-- Start DATA SHOWN --

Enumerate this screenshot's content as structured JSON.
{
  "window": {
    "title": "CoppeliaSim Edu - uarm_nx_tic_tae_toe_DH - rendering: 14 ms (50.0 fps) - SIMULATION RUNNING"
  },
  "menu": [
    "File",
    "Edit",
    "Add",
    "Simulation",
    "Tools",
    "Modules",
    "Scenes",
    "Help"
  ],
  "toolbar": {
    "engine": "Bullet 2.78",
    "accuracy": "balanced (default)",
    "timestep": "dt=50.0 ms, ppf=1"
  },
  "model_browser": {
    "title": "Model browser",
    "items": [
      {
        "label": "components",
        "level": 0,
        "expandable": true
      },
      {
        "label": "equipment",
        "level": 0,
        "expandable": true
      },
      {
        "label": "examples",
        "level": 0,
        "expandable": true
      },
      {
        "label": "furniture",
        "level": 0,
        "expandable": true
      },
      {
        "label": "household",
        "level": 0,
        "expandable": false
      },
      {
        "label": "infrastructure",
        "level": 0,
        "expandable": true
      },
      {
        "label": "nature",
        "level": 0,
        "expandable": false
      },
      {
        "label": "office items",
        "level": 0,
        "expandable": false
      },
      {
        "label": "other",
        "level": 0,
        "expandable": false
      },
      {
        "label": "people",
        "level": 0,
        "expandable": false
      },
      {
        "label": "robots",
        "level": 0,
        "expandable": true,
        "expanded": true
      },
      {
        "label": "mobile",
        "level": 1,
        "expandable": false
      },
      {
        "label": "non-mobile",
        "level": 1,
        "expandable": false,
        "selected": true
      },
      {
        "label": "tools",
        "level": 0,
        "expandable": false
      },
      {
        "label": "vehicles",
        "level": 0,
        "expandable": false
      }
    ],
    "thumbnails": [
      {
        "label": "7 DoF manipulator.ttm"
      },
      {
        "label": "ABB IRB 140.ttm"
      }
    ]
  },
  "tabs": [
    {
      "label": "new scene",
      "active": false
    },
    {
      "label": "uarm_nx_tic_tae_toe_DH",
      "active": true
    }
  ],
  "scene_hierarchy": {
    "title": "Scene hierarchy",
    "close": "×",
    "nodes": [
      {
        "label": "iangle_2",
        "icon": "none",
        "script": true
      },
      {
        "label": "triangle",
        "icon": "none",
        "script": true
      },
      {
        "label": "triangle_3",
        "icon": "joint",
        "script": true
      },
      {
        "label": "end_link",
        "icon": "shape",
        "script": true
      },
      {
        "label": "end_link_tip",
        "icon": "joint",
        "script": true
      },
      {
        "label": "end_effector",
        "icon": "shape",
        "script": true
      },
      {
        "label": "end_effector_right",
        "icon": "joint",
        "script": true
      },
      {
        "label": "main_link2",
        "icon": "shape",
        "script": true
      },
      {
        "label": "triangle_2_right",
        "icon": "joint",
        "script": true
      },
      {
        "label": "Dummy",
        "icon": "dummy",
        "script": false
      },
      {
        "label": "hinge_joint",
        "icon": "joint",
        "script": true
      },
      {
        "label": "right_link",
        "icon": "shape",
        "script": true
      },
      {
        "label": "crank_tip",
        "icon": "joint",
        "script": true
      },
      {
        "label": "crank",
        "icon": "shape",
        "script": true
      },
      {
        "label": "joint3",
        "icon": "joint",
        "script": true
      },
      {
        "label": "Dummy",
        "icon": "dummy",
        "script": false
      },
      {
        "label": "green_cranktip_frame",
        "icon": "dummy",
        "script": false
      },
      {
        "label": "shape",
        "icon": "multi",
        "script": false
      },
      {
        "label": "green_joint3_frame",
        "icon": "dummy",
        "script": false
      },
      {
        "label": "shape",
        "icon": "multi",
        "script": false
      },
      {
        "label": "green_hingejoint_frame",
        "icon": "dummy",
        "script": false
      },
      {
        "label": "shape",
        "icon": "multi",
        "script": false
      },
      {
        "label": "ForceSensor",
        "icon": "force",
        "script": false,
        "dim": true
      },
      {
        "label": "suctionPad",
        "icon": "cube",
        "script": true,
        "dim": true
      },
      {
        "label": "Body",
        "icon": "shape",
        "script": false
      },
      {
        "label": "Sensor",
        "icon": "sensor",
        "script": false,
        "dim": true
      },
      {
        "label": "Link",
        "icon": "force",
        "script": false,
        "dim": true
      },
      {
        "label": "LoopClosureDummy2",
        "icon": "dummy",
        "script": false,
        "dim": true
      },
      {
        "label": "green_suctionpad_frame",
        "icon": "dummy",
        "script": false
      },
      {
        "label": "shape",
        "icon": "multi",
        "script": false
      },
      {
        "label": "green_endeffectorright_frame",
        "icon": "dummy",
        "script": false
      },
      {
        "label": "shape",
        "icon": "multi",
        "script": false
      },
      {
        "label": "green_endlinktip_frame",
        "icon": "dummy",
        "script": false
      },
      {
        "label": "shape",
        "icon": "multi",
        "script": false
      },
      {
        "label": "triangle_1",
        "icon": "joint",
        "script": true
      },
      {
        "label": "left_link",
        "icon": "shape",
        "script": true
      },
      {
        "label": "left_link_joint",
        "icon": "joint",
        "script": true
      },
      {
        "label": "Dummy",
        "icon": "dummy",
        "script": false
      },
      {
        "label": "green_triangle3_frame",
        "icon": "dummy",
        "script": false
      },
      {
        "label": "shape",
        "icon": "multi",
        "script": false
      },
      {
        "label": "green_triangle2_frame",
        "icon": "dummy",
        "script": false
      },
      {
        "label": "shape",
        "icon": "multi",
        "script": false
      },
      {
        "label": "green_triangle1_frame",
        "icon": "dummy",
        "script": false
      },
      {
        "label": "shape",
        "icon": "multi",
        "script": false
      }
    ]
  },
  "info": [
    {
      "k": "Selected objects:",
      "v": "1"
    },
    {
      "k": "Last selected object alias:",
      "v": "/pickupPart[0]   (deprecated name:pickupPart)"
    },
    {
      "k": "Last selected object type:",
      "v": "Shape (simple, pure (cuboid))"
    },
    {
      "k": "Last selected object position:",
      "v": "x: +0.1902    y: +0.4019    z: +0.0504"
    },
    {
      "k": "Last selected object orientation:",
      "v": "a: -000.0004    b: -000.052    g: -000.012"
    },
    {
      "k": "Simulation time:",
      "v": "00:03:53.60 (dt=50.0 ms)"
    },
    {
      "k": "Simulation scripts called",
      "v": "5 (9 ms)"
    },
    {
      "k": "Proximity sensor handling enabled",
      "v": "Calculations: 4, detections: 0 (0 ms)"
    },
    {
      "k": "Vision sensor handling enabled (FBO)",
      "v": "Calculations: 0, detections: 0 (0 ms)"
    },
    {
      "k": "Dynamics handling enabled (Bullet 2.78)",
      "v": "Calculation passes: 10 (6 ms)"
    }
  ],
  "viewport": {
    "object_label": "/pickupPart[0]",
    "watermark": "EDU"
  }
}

-- End DATA SHOWN --

■ EXERCISE AIM
Emit the records above again, exactly, with no line skipped.

■ ANSWER TO THIS EXERCISE
Enumerate this screenshot's content as structured JSON.
{
  "window": {
    "title": "CoppeliaSim Edu - uarm_nx_tic_tae_toe_DH - rendering: 14 ms (50.0 fps) - SIMULATION RUNNING"
  },
  "menu": [
    "File",
    "Edit",
    "Add",
    "Simulation",
    "Tools",
    "Modules",
    "Scenes",
    "Help"
  ],
  "toolbar": {
    "engine": "Bullet 2.78",
    "accuracy": "balanced (default)",
    "timestep": "dt=50.0 ms, ppf=1"
  },
  "model_browser": {
    "title": "Model browser",
    "items": [
      {
        "label": "components",
        "level": 0,
        "expandable": true
      },
      {
        "label": "equipment",
        "level": 0,
        "expandable": true
      },
      {
        "label": "examples",
        "level": 0,
        "expandable": true
      },
      {
        "label": "furniture",
        "level": 0,
        "expandable": true
      },
      {
        "label": "household",
        "level": 0,
        "expandable": false
      },
      {
        "label": "infrastructure",
        "level": 0,
        "expandable": true
      },
      {
        "label": "nature",
        "level": 0,
        "expandable": false
      },
      {
        "label": "office items",
        "level": 0,
        "expandable": false
      },
      {
        "label": "other",
        "level": 0,
        "expandable": false
      },
      {
        "label": "people",
        "level": 0,
        "expandable": false
      },
      {
        "label": "robots",
        "level": 0,
        "expandable": true,
        "expanded": true
      },
      {
        "label": "mobile",
        "level": 1,
        "expandable": false
      },
      {
        "label": "non-mobile",
        "level": 1,
        "expandable": false,
        "selected": true
      },
      {
        "label": "tools",
        "level": 0,
        "expandable": false
      },
      {
        "label": "vehicles",
        "level": 0,
        "expandable": false
      }
    ],
    "thumbnails": [
      {
        "label": "7 DoF manipulator.ttm"
      },
      {
        "label": "ABB IRB 140.ttm"
      }
    ]
  },
  "tabs": [
    {
      "label": "new scene",
      "active": false
    },
    {
      "label": "uarm_nx_tic_tae_toe_DH",
      "active": true
    }
  ],
  "scene_hierarchy": {
    "title": "Scene hierarchy",
    "close": "×",
    "nodes": [
      {
        "label": "iangle_2",
        "icon": "none",
        "script": true
      },
      {
        "label": "triangle",
        "icon": "none",
        "script": true
      },
      {
        "label": "triangle_3",
        "icon": "joint",
        "script": true
      },
      {
        "label": "end_link",
        "icon": "shape",
        "script": true
      },
      {
        "label": "end_link_tip",
        "icon": "joint",
        "script": true
      },
      {
        "label": "end_effector",
        "icon": "shape",
        "script": true
      },
      {
        "label": "end_effector_right",
        "icon": "joint",
        "script": true
      },
      {
        "label": "main_link2",
        "icon": "shape",
        "script": true
      },
      {
        "label": "triangle_2_right",
        "icon": "joint",
        "script": true
      },
      {
        "label": "Dummy",
        "icon": "dummy",
        "script": false
      },
      {
        "label": "hinge_joint",
        "icon": "joint",
        "script": true
      },
      {
        "label": "right_link",
        "icon": "shape",
        "script": true
      },
      {
        "label": "crank_tip",
        "icon": "joint",
        "script": true
      },
      {
        "label": "crank",
        "icon": "shape",
        "script": true
      },
      {
        "label": "joint3",
        "icon": "joint",
        "script": true
      },
      {
        "label": "Dummy",
        "icon": "dummy",
        "script": false
      },
      {
        "label": "green_cranktip_frame",
        "icon": "dummy",
        "script": false
      },
      {
        "label": "shape",
        "icon": "multi",
        "script": false
      },
      {
        "label": "green_joint3_frame",
        "icon": "dummy",
        "script": false
      },
      {
        "label": "shape",
        "icon": "multi",
        "script": false
      },
      {
        "label": "green_hingejoint_frame",
        "icon": "dummy",
        "script": false
      },
      {
        "label": "shape",
        "icon": "multi",
        "script": false
      },
      {
        "label": "ForceSensor",
        "icon": "force",
        "script": false,
        "dim": true
      },
      {
        "label": "suctionPad",
        "icon": "cube",
        "script": true,
        "dim": true
      },
      {
        "label": "Body",
        "icon": "shape",
        "script": false
      },
      {
        "label": "Sensor",
        "icon": "sensor",
        "script": false,
        "dim": true
      },
      {
        "label": "Link",
        "icon": "force",
        "script": false,
        "dim": true
      },
      {
        "label": "LoopClosureDummy2",
        "icon": "dummy",
        "script": false,
        "dim": true
      },
      {
        "label": "green_suctionpad_frame",
        "icon": "dummy",
        "script": false
      },
      {
        "label": "shape",
        "icon": "multi",
        "script": false
      },
      {
        "label": "green_endeffectorright_frame",
        "icon": "dummy",
        "script": false
      },
      {
        "label": "shape",
        "icon": "multi",
        "script": false
      },
      {
        "label": "green_endlinktip_frame",
        "icon": "dummy",
        "script": false
      },
      {
        "label": "shape",
        "icon": "multi",
        "script": false
      },
      {
        "label": "triangle_1",
        "icon": "joint",
        "script": true
      },
      {
        "label": "left_link",
        "icon": "shape",
        "script": true
      },
      {
        "label": "left_link_joint",
        "icon": "joint",
        "script": true
      },
      {
        "label": "Dummy",
        "icon": "dummy",
        "script": false
      },
      {
        "label": "green_triangle3_frame",
        "icon": "dummy",
        "script": false
      },
      {
        "label": "shape",
        "icon": "multi",
        "script": false
      },
      {
        "label": "green_triangle2_frame",
        "icon": "dummy",
        "script": false
      },
      {
        "label": "shape",
        "icon": "multi",
        "script": false
      },
      {
        "label": "green_triangle1_frame",
        "icon": "dummy",
        "script": false
      },
      {
        "label": "shape",
        "icon": "multi",
        "script": false
      }
    ]
  },
  "info": [
    {
      "k": "Selected objects:",
      "v": "1"
    },
    {
      "k": "Last selected object alias:",
      "v": "/pickupPart[0]   (deprecated name:pickupPart)"
    },
    {
      "k": "Last selected object type:",
      "v": "Shape (simple, pure (cuboid))"
    },
    {
      "k": "Last selected object position:",
      "v": "x: +0.1902    y: +0.4019    z: +0.0504"
    },
    {
      "k": "Last selected object orientation:",
      "v": "a: -000.0004    b: -000.052    g: -000.012"
    },
    {
      "k": "Simulation time:",
      "v": "00:03:53.60 (dt=50.0 ms)"
    },
    {
      "k": "Simulation scripts called",
      "v": "5 (9 ms)"
    },
    {
      "k": "Proximity sensor handling enabled",
      "v": "Calculations: 4, detections: 0 (0 ms)"
    },
    {
      "k": "Vision sensor handling enabled (FBO)",
      "v": "Calculations: 0, detections: 0 (0 ms)"
    },
    {
      "k": "Dynamics handling enabled (Bullet 2.78)",
      "v": "Calculation passes: 10 (6 ms)"
    }
  ],
  "viewport": {
    "object_label": "/pickupPart[0]",
    "watermark": "EDU"
  }
}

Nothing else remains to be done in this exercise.